Give the entries again exactly, every one of them.

§ MATERIAL SHOWN
--
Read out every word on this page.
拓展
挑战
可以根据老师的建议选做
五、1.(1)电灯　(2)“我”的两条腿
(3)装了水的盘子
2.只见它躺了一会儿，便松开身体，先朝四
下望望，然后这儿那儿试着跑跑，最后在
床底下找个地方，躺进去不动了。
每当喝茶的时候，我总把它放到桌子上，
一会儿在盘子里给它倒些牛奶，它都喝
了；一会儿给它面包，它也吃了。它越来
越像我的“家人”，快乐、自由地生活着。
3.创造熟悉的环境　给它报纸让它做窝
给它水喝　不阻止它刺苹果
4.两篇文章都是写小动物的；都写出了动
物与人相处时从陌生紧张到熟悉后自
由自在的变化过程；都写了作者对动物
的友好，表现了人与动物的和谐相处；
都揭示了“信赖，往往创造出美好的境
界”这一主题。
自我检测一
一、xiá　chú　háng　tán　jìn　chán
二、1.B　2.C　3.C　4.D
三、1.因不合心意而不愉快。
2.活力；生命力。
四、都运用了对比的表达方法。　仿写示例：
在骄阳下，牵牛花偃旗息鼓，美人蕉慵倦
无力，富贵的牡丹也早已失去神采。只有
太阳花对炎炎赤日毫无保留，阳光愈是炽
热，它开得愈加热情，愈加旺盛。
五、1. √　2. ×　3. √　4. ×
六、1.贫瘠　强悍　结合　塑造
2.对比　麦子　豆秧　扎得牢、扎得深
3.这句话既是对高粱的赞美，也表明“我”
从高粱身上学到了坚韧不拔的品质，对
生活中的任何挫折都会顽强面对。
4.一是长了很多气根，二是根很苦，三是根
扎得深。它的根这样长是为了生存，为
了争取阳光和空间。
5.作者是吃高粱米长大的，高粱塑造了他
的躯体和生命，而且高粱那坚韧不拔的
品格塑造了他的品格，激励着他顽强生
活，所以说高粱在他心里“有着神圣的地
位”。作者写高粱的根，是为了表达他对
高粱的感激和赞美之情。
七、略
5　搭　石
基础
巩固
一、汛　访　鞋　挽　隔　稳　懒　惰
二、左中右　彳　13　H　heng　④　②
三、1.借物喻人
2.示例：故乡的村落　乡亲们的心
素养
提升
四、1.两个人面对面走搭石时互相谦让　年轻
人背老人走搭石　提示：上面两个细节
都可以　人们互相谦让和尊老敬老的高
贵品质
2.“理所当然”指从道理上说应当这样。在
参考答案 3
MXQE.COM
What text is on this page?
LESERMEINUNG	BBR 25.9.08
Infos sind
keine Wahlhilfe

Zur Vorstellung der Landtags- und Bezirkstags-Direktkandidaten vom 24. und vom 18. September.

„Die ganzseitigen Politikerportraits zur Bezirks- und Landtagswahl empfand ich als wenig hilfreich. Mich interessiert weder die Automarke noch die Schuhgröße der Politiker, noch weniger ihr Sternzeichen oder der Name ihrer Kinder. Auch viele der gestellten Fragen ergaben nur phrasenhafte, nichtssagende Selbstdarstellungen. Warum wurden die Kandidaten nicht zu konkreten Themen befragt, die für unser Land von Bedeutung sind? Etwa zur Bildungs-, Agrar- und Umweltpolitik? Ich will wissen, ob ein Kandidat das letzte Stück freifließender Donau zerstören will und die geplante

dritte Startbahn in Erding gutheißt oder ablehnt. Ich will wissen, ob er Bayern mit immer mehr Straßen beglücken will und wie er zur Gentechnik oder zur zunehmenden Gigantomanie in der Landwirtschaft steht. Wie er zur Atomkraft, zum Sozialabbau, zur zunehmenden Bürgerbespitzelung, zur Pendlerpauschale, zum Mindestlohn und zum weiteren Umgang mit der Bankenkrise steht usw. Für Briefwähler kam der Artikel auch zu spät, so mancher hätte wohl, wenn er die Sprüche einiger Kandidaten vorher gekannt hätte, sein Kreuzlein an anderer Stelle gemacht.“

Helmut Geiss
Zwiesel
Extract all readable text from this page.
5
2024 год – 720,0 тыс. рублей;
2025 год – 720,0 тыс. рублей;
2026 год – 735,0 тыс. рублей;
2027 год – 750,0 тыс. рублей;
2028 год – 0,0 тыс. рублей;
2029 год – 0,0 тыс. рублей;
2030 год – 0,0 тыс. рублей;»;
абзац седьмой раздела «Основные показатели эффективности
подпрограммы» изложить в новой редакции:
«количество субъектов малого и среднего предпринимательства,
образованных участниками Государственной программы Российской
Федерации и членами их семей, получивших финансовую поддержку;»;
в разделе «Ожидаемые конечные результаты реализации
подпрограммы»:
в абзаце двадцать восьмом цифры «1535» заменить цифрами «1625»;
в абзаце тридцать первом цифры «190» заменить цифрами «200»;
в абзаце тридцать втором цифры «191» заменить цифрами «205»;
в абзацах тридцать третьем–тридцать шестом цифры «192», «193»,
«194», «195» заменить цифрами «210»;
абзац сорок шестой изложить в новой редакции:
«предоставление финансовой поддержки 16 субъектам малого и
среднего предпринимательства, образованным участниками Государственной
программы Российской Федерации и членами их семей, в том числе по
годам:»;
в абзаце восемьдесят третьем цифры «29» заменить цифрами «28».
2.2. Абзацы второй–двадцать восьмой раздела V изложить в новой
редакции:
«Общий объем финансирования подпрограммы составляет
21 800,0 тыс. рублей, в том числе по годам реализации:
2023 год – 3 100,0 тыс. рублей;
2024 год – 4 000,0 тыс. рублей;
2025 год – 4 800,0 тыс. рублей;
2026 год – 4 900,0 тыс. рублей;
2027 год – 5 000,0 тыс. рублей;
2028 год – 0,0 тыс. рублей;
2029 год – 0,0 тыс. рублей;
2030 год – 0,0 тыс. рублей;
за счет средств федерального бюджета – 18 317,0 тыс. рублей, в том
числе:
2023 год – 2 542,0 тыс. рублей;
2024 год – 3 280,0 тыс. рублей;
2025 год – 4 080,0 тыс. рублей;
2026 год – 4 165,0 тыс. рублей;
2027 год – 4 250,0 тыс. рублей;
--
§ TASK SOLUTION
Read out every word on this page.
拓展
挑战
可以根据老师的建议选做
五、1.(1)电灯　(2)“我”的两条腿
(3)装了水的盘子
2.只见它躺了一会儿，便松开身体，先朝四
下望望，然后这儿那儿试着跑跑，最后在
床底下找个地方，躺进去不动了。
每当喝茶的时候，我总把它放到桌子上，
一会儿在盘子里给它倒些牛奶，它都喝
了；一会儿给它面包，它也吃了。它越来
越像我的“家人”，快乐、自由地生活着。
3.创造熟悉的环境　给它报纸让它做窝
给它水喝　不阻止它刺苹果
4.两篇文章都是写小动物的；都写出了动
物与人相处时从陌生紧张到熟悉后自
由自在的变化过程；都写了作者对动物
的友好，表现了人与动物的和谐相处；
都揭示了“信赖，往往创造出美好的境
界”这一主题。
自我检测一
一、xiá　chú　háng　tán　jìn　chán
二、1.B　2.C　3.C　4.D
三、1.因不合心意而不愉快。
2.活力；生命力。
四、都运用了对比的表达方法。　仿写示例：
在骄阳下，牵牛花偃旗息鼓，美人蕉慵倦
无力，富贵的牡丹也早已失去神采。只有
太阳花对炎炎赤日毫无保留，阳光愈是炽
热，它开得愈加热情，愈加旺盛。
五、1. √　2. ×　3. √　4. ×
六、1.贫瘠　强悍　结合　塑造
2.对比　麦子　豆秧　扎得牢、扎得深
3.这句话既是对高粱的赞美，也表明“我”
从高粱身上学到了坚韧不拔的品质，对
生活中的任何挫折都会顽强面对。
4.一是长了很多气根，二是根很苦，三是根
扎得深。它的根这样长是为了生存，为
了争取阳光和空间。
5.作者是吃高粱米长大的，高粱塑造了他
的躯体和生命，而且高粱那坚韧不拔的
品格塑造了他的品格，激励着他顽强生
活，所以说高粱在他心里“有着神圣的地
位”。作者写高粱的根，是为了表达他对
高粱的感激和赞美之情。
七、略
5　搭　石
基础
巩固
一、汛　访　鞋　挽　隔　稳　懒　惰
二、左中右　彳　13　H　heng　④　②
三、1.借物喻人
2.示例：故乡的村落　乡亲们的心
素养
提升
四、1.两个人面对面走搭石时互相谦让　年轻
人背老人走搭石　提示：上面两个细节
都可以　人们互相谦让和尊老敬老的高
贵品质
2.“理所当然”指从道理上说应当这样。在
参考答案 3
MXQE.COM
What text is on this page?
LESERMEINUNG	BBR 25.9.08
Infos sind
keine Wahlhilfe

Zur Vorstellung der Landtags- und Bezirkstags-Direktkandidaten vom 24. und vom 18. September.

„Die ganzseitigen Politikerportraits zur Bezirks- und Landtagswahl empfand ich als wenig hilfreich. Mich interessiert weder die Automarke noch die Schuhgröße der Politiker, noch weniger ihr Sternzeichen oder der Name ihrer Kinder. Auch viele der gestellten Fragen ergaben nur phrasenhafte, nichtssagende Selbstdarstellungen. Warum wurden die Kandidaten nicht zu konkreten Themen befragt, die für unser Land von Bedeutung sind? Etwa zur Bildungs-, Agrar- und Umweltpolitik? Ich will wissen, ob ein Kandidat das letzte Stück freifließender Donau zerstören will und die geplante

dritte Startbahn in Erding gutheißt oder ablehnt. Ich will wissen, ob er Bayern mit immer mehr Straßen beglücken will und wie er zur Gentechnik oder zur zunehmenden Gigantomanie in der Landwirtschaft steht. Wie er zur Atomkraft, zum Sozialabbau, zur zunehmenden Bürgerbespitzelung, zur Pendlerpauschale, zum Mindestlohn und zum weiteren Umgang mit der Bankenkrise steht usw. Für Briefwähler kam der Artikel auch zu spät, so mancher hätte wohl, wenn er die Sprüche einiger Kandidaten vorher gekannt hätte, sein Kreuzlein an anderer Stelle gemacht.“

Helmut Geiss
Zwiesel
Extract all readable text from this page.
5
2024 год – 720,0 тыс. рублей;
2025 год – 720,0 тыс. рублей;
2026 год – 735,0 тыс. рублей;
2027 год – 750,0 тыс. рублей;
2028 год – 0,0 тыс. рублей;
2029 год – 0,0 тыс. рублей;
2030 год – 0,0 тыс. рублей;»;
абзац седьмой раздела «Основные показатели эффективности
подпрограммы» изложить в новой редакции:
«количество субъектов малого и среднего предпринимательства,
образованных участниками Государственной программы Российской
Федерации и членами их семей, получивших финансовую поддержку;»;
в разделе «Ожидаемые конечные результаты реализации
подпрограммы»:
в абзаце двадцать восьмом цифры «1535» заменить цифрами «1625»;
в абзаце тридцать первом цифры «190» заменить цифрами «200»;
в абзаце тридцать втором цифры «191» заменить цифрами «205»;
в абзацах тридцать третьем–тридцать шестом цифры «192», «193»,
«194», «195» заменить цифрами «210»;
абзац сорок шестой изложить в новой редакции:
«предоставление финансовой поддержки 16 субъектам малого и
среднего предпринимательства, образованным участниками Государственной
программы Российской Федерации и членами их семей, в том числе по
годам:»;
в абзаце восемьдесят третьем цифры «29» заменить цифрами «28».
2.2. Абзацы второй–двадцать восьмой раздела V изложить в новой
редакции:
«Общий объем финансирования подпрограммы составляет
21 800,0 тыс. рублей, в том числе по годам реализации:
2023 год – 3 100,0 тыс. рублей;
2024 год – 4 000,0 тыс. рублей;
2025 год – 4 800,0 тыс. рублей;
2026 год – 4 900,0 тыс. рублей;
2027 год – 5 000,0 тыс. рублей;
2028 год – 0,0 тыс. рублей;
2029 год – 0,0 тыс. рублей;
2030 год – 0,0 тыс. рублей;
за счет средств федерального бюджета – 18 317,0 тыс. рублей, в том
числе:
2023 год – 2 542,0 тыс. рублей;
2024 год – 3 280,0 тыс. рублей;
2025 год – 4 080,0 тыс. рублей;
2026 год – 4 165,0 тыс. рублей;
2027 год – 4 250,0 тыс. рублей;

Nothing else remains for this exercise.